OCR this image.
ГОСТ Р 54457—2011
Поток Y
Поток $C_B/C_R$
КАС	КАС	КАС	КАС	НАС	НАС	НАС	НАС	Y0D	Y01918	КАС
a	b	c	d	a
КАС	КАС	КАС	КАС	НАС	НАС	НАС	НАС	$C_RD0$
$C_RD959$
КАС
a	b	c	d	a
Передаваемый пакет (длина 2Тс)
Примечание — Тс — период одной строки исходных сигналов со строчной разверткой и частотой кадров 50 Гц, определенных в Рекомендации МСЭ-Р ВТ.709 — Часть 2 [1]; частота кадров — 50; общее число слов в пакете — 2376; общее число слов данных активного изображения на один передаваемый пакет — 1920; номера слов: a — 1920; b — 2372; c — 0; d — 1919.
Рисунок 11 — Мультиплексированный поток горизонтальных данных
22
------------------------------
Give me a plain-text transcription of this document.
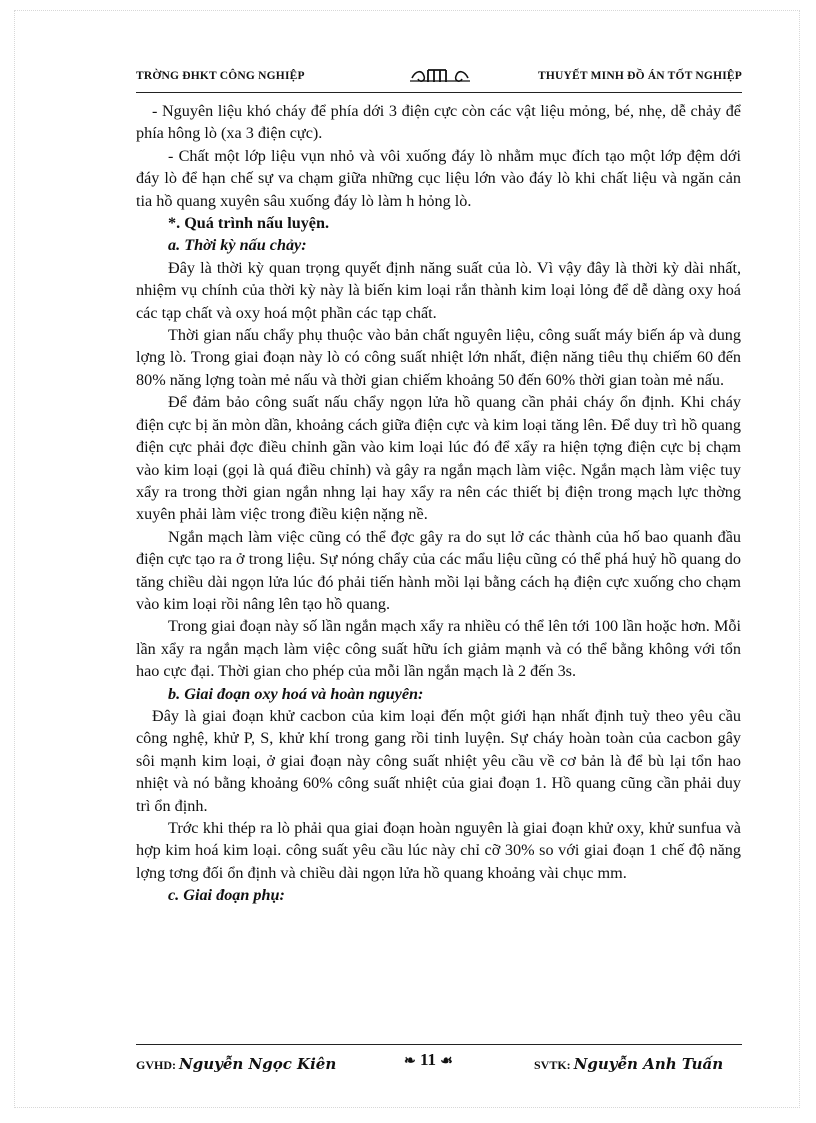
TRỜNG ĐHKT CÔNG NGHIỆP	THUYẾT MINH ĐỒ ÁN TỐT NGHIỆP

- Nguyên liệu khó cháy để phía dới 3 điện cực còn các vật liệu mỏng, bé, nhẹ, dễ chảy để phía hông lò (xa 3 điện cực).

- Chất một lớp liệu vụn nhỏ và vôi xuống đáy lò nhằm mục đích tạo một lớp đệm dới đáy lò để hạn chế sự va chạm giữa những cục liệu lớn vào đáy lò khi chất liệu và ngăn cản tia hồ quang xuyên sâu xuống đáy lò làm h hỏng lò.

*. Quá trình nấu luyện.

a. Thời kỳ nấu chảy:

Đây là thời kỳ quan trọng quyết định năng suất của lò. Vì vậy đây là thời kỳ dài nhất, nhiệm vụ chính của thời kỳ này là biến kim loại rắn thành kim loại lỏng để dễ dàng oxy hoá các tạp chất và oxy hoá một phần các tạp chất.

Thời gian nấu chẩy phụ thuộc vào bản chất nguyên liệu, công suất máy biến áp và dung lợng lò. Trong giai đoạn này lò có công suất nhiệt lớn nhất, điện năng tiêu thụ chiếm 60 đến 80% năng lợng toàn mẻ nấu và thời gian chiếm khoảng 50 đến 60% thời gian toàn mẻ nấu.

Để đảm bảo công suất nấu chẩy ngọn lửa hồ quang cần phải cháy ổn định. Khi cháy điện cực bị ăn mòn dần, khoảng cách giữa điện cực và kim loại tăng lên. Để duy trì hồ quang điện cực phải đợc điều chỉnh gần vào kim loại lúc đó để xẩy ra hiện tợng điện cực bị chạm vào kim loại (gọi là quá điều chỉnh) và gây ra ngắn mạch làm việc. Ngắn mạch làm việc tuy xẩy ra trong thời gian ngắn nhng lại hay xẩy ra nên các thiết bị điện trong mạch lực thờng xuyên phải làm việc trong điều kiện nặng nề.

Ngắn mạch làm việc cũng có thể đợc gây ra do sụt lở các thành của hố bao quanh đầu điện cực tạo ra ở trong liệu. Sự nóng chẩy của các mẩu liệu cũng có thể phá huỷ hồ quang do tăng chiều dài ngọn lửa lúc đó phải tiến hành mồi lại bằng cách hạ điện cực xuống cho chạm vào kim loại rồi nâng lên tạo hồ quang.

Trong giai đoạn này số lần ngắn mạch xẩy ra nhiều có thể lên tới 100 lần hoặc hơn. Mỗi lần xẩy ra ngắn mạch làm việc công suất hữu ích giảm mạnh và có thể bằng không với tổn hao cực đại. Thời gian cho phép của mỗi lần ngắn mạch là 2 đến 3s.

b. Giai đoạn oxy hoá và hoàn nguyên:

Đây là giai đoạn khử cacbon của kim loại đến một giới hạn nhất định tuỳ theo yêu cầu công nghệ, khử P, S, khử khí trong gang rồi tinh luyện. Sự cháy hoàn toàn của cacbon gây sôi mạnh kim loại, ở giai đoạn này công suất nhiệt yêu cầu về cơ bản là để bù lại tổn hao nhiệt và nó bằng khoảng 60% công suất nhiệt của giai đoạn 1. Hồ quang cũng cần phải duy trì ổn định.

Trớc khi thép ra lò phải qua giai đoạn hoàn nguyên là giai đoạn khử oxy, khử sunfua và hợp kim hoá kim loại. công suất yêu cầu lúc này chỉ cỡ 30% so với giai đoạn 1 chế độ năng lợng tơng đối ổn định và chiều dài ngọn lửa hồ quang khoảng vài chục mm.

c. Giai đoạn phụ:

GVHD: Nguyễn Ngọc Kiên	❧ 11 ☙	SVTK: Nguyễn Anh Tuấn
------------------------------
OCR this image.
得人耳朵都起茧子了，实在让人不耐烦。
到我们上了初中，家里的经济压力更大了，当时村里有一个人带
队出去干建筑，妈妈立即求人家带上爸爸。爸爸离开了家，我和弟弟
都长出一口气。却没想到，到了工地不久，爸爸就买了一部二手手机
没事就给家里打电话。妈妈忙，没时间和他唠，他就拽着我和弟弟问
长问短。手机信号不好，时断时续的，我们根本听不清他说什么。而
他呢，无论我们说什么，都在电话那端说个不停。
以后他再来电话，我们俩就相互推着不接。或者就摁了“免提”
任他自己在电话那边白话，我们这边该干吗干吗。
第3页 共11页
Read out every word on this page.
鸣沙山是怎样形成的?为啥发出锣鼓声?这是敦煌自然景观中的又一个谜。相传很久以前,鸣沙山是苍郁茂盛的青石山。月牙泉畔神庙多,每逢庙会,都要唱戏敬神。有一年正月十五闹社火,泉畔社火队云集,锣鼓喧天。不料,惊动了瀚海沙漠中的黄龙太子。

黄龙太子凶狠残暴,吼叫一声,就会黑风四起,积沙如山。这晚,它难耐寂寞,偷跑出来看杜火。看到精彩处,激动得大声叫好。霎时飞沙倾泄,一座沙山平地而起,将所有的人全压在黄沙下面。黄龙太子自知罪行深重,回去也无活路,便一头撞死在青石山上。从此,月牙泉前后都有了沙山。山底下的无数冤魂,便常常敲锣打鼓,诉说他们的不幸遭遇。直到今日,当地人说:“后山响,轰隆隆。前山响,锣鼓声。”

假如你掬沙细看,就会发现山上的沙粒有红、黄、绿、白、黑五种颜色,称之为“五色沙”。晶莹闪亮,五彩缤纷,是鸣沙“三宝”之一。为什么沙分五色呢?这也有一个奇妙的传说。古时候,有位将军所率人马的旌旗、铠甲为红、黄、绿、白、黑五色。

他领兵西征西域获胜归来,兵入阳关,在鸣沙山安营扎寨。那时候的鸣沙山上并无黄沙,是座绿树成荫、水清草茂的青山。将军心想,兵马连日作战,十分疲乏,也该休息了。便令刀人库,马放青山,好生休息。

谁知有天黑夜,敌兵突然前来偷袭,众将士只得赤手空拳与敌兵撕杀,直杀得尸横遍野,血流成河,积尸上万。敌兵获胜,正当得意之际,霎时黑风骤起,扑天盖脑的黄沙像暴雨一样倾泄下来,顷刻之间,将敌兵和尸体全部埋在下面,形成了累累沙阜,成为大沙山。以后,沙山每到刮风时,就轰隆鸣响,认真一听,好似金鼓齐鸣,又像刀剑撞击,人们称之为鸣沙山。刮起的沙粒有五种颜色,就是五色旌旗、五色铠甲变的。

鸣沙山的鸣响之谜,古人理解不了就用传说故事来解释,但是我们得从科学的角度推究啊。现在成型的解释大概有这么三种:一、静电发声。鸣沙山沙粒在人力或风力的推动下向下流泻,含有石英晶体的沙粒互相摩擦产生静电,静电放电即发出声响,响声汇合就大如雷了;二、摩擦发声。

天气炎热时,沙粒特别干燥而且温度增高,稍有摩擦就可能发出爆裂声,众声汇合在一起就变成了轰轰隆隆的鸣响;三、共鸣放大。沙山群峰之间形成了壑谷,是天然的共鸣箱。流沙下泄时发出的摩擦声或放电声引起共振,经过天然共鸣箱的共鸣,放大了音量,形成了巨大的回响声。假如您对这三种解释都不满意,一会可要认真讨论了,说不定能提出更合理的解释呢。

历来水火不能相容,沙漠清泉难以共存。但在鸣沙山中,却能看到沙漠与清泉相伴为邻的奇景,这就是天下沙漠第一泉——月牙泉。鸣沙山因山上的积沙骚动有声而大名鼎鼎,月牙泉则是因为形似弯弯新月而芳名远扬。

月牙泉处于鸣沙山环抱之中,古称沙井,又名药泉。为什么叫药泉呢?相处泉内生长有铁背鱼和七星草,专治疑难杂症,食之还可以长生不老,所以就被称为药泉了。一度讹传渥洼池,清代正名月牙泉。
------------------------------
* _PROBLEM TO WORK ON_
Your task is to gather all lines from the entries above that hold the word "chảy".

* _RESULT OF THIS EXERCISE_
- Nguyên liệu khó cháy để phía dới 3 điện cực còn các vật liệu mỏng, bé, nhẹ, dễ chảy để phía hông lò (xa 3 điện cực).
a. Thời kỳ nấu chảy:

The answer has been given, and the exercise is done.